**Supplied data:**
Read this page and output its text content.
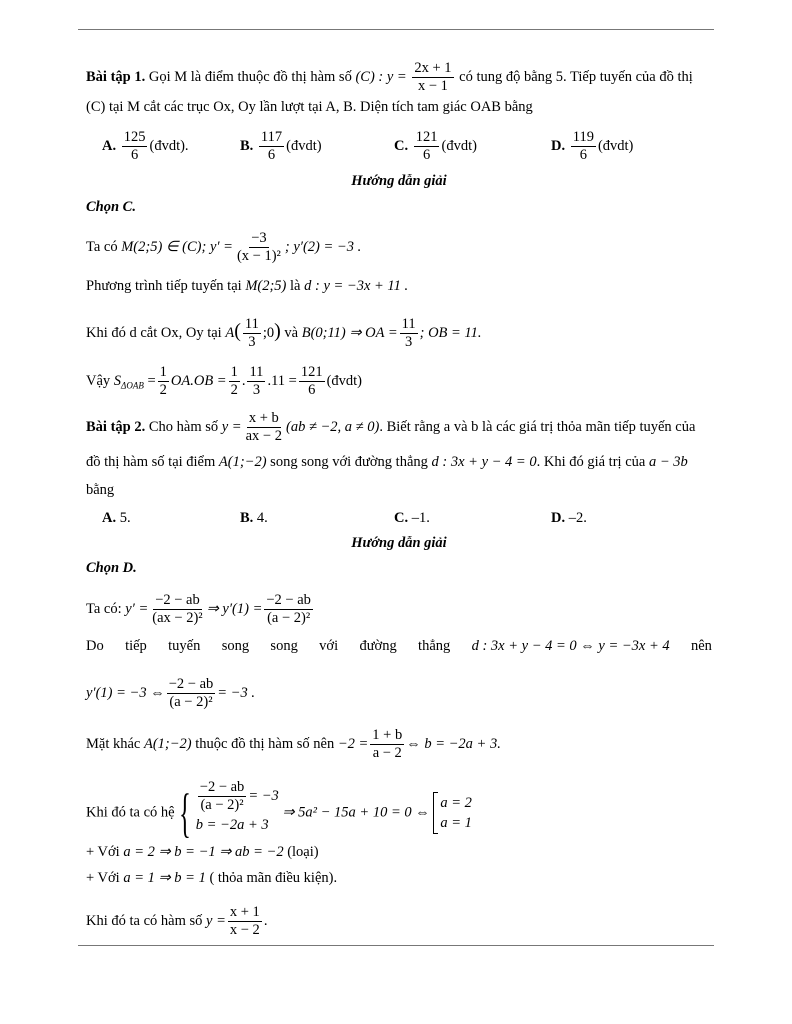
Bài tập 1. Gọi M là điểm thuộc đồ thị hàm số (C) : $y = \frac{2x + 1}{x - 1}$ có tung độ bằng 5. Tiếp tuyến của đồ thị
(C) tại M cắt các trục Ox, Oy lần lượt tại A, B. Diện tích tam giác OAB bằng
A. $\frac{125}{6}$ (đvdt).	B. $\frac{117}{6}$ (đvdt)	C. $\frac{121}{6}$ (đvdt)	D. $\frac{119}{6}$ (đvdt)
Hướng dẫn giải
Chọn C.
Ta có M(2;5) ∈ (C); $y' = \frac{-3}{\text{(x − 1)²}}$ ; y′(2) = −3 .
Phương trình tiếp tuyến tại M(2;5) là d : y = −3x + 11 .
Khi đó d cắt Ox, Oy tại $A( \frac{11}{3}$ ;0) và B(0;11) ⇒ OA = $\frac{11}{3}$ ; OB = 11.
Vậy $S_{\Delta OAB} = \frac{1}{2} OA.OB = \frac{1}{2}$ . $\frac{11}{3} .11 = \frac{121}{6}$ (đvdt)
Bài tập 2. Cho hàm số $y = \frac{x + b}{ax - 2} (ab \ne -2$, a ≠ 0). Biết rằng a và b là các giá trị thỏa mãn tiếp tuyến của
đồ thị hàm số tại điểm A(1;−2) song song với đường thẳng d : 3x + y − 4 = 0. Khi đó giá trị của a − 3b
bằng
A. 5.	B. 4.	C. –1.	D. –2.
Hướng dẫn giải
Chọn D.
Ta có: $y' = \frac{-2 - ab}{\text{(ax − 2)²}}$ ⇒ $y'(1) = \frac{-2 - ab}{\text{(a − 2)²}}$
Do tiếp tuyến song song với đường thẳng d : 3x + y − 4 = 0 ⇔ y = −3x + 4 nên
y′(1) = −3 ⇔ $\frac{-2 - ab}{\text{(a − 2)²}} = -3$ .
Mặt khác A(1;−2) thuộc đồ thị hàm số nên $-2 = \frac{1 + b}{a - 2}$ ⇔ b = −2a + 3.
Khi đó ta có hệ { $\frac{-2 - ab}{\text{(a − 2)²}} = -3$
b = −2a + 3
⇒ 5a² − 15a + 10 = 0 ⇔
a = 2
a = 1
+ Với a = 2 ⇒ b = −1 ⇒ ab = −2 (loại)
+ Với a = 1 ⇒ b = 1 ( thỏa mãn điều kiện).
Khi đó ta có hàm số $y = \frac{x + 1}{x - 2}$ .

**To do:** Restate the whole listing above exactly, except for its images.

**Task output:**
Read this page and output its text content.
Bài tập 1. Gọi M là điểm thuộc đồ thị hàm số (C) : $y = \frac{2x + 1}{x - 1}$ có tung độ bằng 5. Tiếp tuyến của đồ thị
(C) tại M cắt các trục Ox, Oy lần lượt tại A, B. Diện tích tam giác OAB bằng
A. $\frac{125}{6}$ (đvdt).	B. $\frac{117}{6}$ (đvdt)	C. $\frac{121}{6}$ (đvdt)	D. $\frac{119}{6}$ (đvdt)
Hướng dẫn giải
Chọn C.
Ta có M(2;5) ∈ (C); $y' = \frac{-3}{\text{(x − 1)²}}$ ; y′(2) = −3 .
Phương trình tiếp tuyến tại M(2;5) là d : y = −3x + 11 .
Khi đó d cắt Ox, Oy tại $A( \frac{11}{3}$ ;0) và B(0;11) ⇒ OA = $\frac{11}{3}$ ; OB = 11.
Vậy $S_{\Delta OAB} = \frac{1}{2} OA.OB = \frac{1}{2}$ . $\frac{11}{3} .11 = \frac{121}{6}$ (đvdt)
Bài tập 2. Cho hàm số $y = \frac{x + b}{ax - 2} (ab \ne -2$, a ≠ 0). Biết rằng a và b là các giá trị thỏa mãn tiếp tuyến của
đồ thị hàm số tại điểm A(1;−2) song song với đường thẳng d : 3x + y − 4 = 0. Khi đó giá trị của a − 3b
bằng
A. 5.	B. 4.	C. –1.	D. –2.
Hướng dẫn giải
Chọn D.
Ta có: $y' = \frac{-2 - ab}{\text{(ax − 2)²}}$ ⇒ $y'(1) = \frac{-2 - ab}{\text{(a − 2)²}}$
Do tiếp tuyến song song với đường thẳng d : 3x + y − 4 = 0 ⇔ y = −3x + 4 nên
y′(1) = −3 ⇔ $\frac{-2 - ab}{\text{(a − 2)²}} = -3$ .
Mặt khác A(1;−2) thuộc đồ thị hàm số nên $-2 = \frac{1 + b}{a - 2}$ ⇔ b = −2a + 3.
Khi đó ta có hệ { $\frac{-2 - ab}{\text{(a − 2)²}} = -3$
b = −2a + 3
⇒ 5a² − 15a + 10 = 0 ⇔
a = 2
a = 1
+ Với a = 2 ⇒ b = −1 ⇒ ab = −2 (loại)
+ Với a = 1 ⇒ b = 1 ( thỏa mãn điều kiện).
Khi đó ta có hàm số $y = \frac{x + 1}{x - 2}$ .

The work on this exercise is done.